• [Stated problem]
Pictures within the data are to be left out; everything else must be reproduced exactly.

Stored data entries:
-------------------------

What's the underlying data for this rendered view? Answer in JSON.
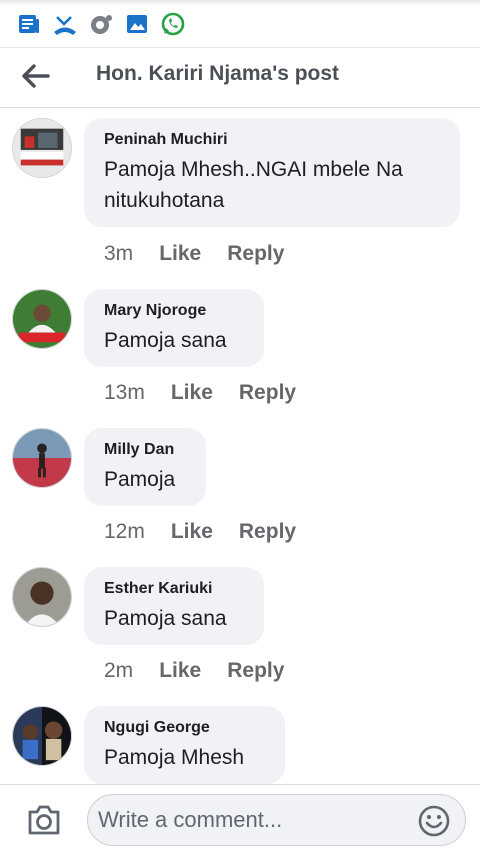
{
  "status_bar": {
    "icons": [
      "news-icon",
      "missed-call-icon",
      "sync-icon",
      "gallery-icon",
      "whatsapp-icon"
    ],
    "icon_color": "#1a73c9",
    "whatsapp_color": "#25a244"
  },
  "header": {
    "back_icon": "arrow-left-icon",
    "title": "Hon. Kariri Njama's post"
  },
  "comments": [
    {
      "author": "Peninah Muchiri",
      "text": "Pamoja Mhesh..NGAI mbele Na nitukuhotana",
      "time": "3m",
      "like": "Like",
      "reply": "Reply"
    },
    {
      "author": "Mary Njoroge",
      "text": "Pamoja sana",
      "time": "13m",
      "like": "Like",
      "reply": "Reply"
    },
    {
      "author": "Milly Dan",
      "text": "Pamoja",
      "time": "12m",
      "like": "Like",
      "reply": "Reply"
    },
    {
      "author": "Esther Kariuki",
      "text": "Pamoja sana",
      "time": "2m",
      "like": "Like",
      "reply": "Reply"
    },
    {
      "author": "Ngugi George",
      "text": "Pamoja Mhesh"
    }
  ],
  "composer": {
    "camera_icon": "camera-icon",
    "placeholder": "Write a comment...",
    "emoji_icon": "emoji-smile-icon"
  },
  "colors": {
    "bubble_bg": "#f0f2f5",
    "meta_text": "#65676b",
    "title_text": "#4b4f56"
  }
}
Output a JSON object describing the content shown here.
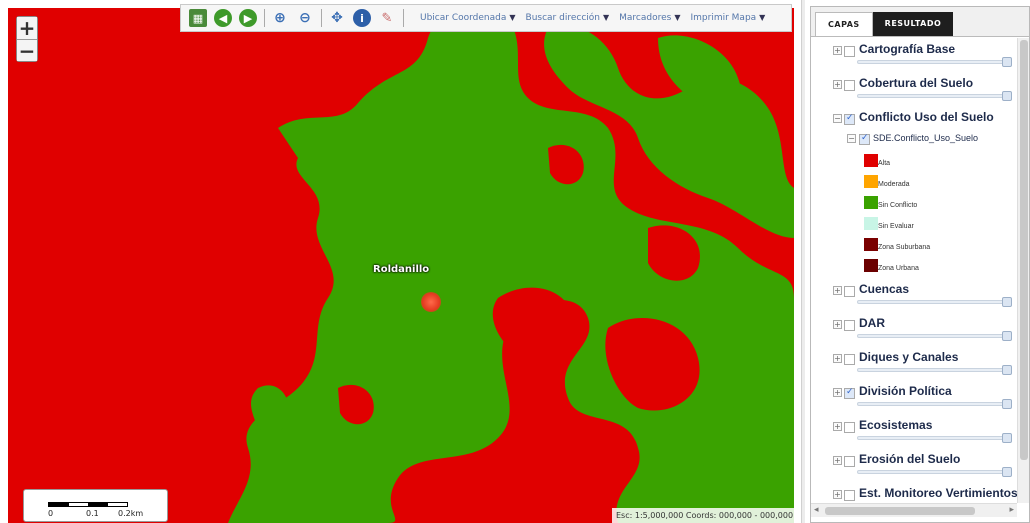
{
  "colors": {
    "conflict_high": "#e00000",
    "moderate": "#ffa500",
    "no_conflict": "#3aa200",
    "not_evaluated": "#c8f5e6",
    "suburban_zone": "#7a0000",
    "urban_zone": "#6b0000"
  },
  "map": {
    "zoom_in": "+",
    "zoom_out": "−",
    "place_label": "Roldanillo",
    "scale_ticks": [
      "0",
      "0.1",
      "0.2km"
    ],
    "coords_text": "Esc: 1:5,000,000   Coords: 000,000 - 000,000"
  },
  "toolbar": {
    "icons": [
      "map-extent-icon",
      "back-icon",
      "forward-icon",
      "zoom-in-icon",
      "zoom-out-icon",
      "pan-icon",
      "info-icon",
      "eraser-icon"
    ],
    "menus": [
      {
        "label": "Ubicar Coordenada"
      },
      {
        "label": "Buscar dirección"
      },
      {
        "label": "Marcadores"
      },
      {
        "label": "Imprimir Mapa"
      }
    ]
  },
  "panel": {
    "tabs": [
      {
        "label": "CAPAS",
        "active": true
      },
      {
        "label": "RESULTADO",
        "active": false
      }
    ],
    "layers": [
      {
        "name": "Cartografía Base",
        "checked": false
      },
      {
        "name": "Cobertura del Suelo",
        "checked": false
      },
      {
        "name": "Conflicto Uso del Suelo",
        "checked": true
      },
      {
        "name": "Cuencas",
        "checked": false
      },
      {
        "name": "DAR",
        "checked": false
      },
      {
        "name": "Diques y Canales",
        "checked": false
      },
      {
        "name": "División Política",
        "checked": true
      },
      {
        "name": "Ecosistemas",
        "checked": false
      },
      {
        "name": "Erosión del Suelo",
        "checked": false
      },
      {
        "name": "Est. Monitoreo Vertimientos",
        "checked": false
      }
    ],
    "sublayer": "SDE.Conflicto_Uso_Suelo",
    "legend": [
      {
        "label": "Alta"
      },
      {
        "label": "Moderada"
      },
      {
        "label": "Sin Conflicto"
      },
      {
        "label": "Sin Evaluar"
      },
      {
        "label": "Zona Suburbana"
      },
      {
        "label": "Zona Urbana"
      }
    ]
  }
}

-------------------------

• [Complete output]
What's the underlying data for this rendered view? Answer in JSON.
{
  "status_bar": {
    "icons": [
      "news-icon",
      "missed-call-icon",
      "sync-icon",
      "gallery-icon",
      "whatsapp-icon"
    ],
    "icon_color": "#1a73c9",
    "whatsapp_color": "#25a244"
  },
  "header": {
    "back_icon": "arrow-left-icon",
    "title": "Hon. Kariri Njama's post"
  },
  "comments": [
    {
      "author": "Peninah Muchiri",
      "text": "Pamoja Mhesh..NGAI mbele Na nitukuhotana",
      "time": "3m",
      "like": "Like",
      "reply": "Reply"
    },
    {
      "author": "Mary Njoroge",
      "text": "Pamoja sana",
      "time": "13m",
      "like": "Like",
      "reply": "Reply"
    },
    {
      "author": "Milly Dan",
      "text": "Pamoja",
      "time": "12m",
      "like": "Like",
      "reply": "Reply"
    },
    {
      "author": "Esther Kariuki",
      "text": "Pamoja sana",
      "time": "2m",
      "like": "Like",
      "reply": "Reply"
    },
    {
      "author": "Ngugi George",
      "text": "Pamoja Mhesh"
    }
  ],
  "composer": {
    "camera_icon": "camera-icon",
    "placeholder": "Write a comment...",
    "emoji_icon": "emoji-smile-icon"
  },
  "colors": {
    "bubble_bg": "#f0f2f5",
    "meta_text": "#65676b",
    "title_text": "#4b4f56"
  }
}
Output a JSON object describing the content shown here.
{
  "colors": {
    "conflict_high": "#e00000",
    "moderate": "#ffa500",
    "no_conflict": "#3aa200",
    "not_evaluated": "#c8f5e6",
    "suburban_zone": "#7a0000",
    "urban_zone": "#6b0000"
  },
  "map": {
    "zoom_in": "+",
    "zoom_out": "−",
    "place_label": "Roldanillo",
    "scale_ticks": [
      "0",
      "0.1",
      "0.2km"
    ],
    "coords_text": "Esc: 1:5,000,000   Coords: 000,000 - 000,000"
  },
  "toolbar": {
    "icons": [
      "map-extent-icon",
      "back-icon",
      "forward-icon",
      "zoom-in-icon",
      "zoom-out-icon",
      "pan-icon",
      "info-icon",
      "eraser-icon"
    ],
    "menus": [
      {
        "label": "Ubicar Coordenada"
      },
      {
        "label": "Buscar dirección"
      },
      {
        "label": "Marcadores"
      },
      {
        "label": "Imprimir Mapa"
      }
    ]
  },
  "panel": {
    "tabs": [
      {
        "label": "CAPAS",
        "active": true
      },
      {
        "label": "RESULTADO",
        "active": false
      }
    ],
    "layers": [
      {
        "name": "Cartografía Base",
        "checked": false
      },
      {
        "name": "Cobertura del Suelo",
        "checked": false
      },
      {
        "name": "Conflicto Uso del Suelo",
        "checked": true
      },
      {
        "name": "Cuencas",
        "checked": false
      },
      {
        "name": "DAR",
        "checked": false
      },
      {
        "name": "Diques y Canales",
        "checked": false
      },
      {
        "name": "División Política",
        "checked": true
      },
      {
        "name": "Ecosistemas",
        "checked": false
      },
      {
        "name": "Erosión del Suelo",
        "checked": false
      },
      {
        "name": "Est. Monitoreo Vertimientos",
        "checked": false
      }
    ],
    "sublayer": "SDE.Conflicto_Uso_Suelo",
    "legend": [
      {
        "label": "Alta"
      },
      {
        "label": "Moderada"
      },
      {
        "label": "Sin Conflicto"
      },
      {
        "label": "Sin Evaluar"
      },
      {
        "label": "Zona Suburbana"
      },
      {
        "label": "Zona Urbana"
      }
    ]
  }
}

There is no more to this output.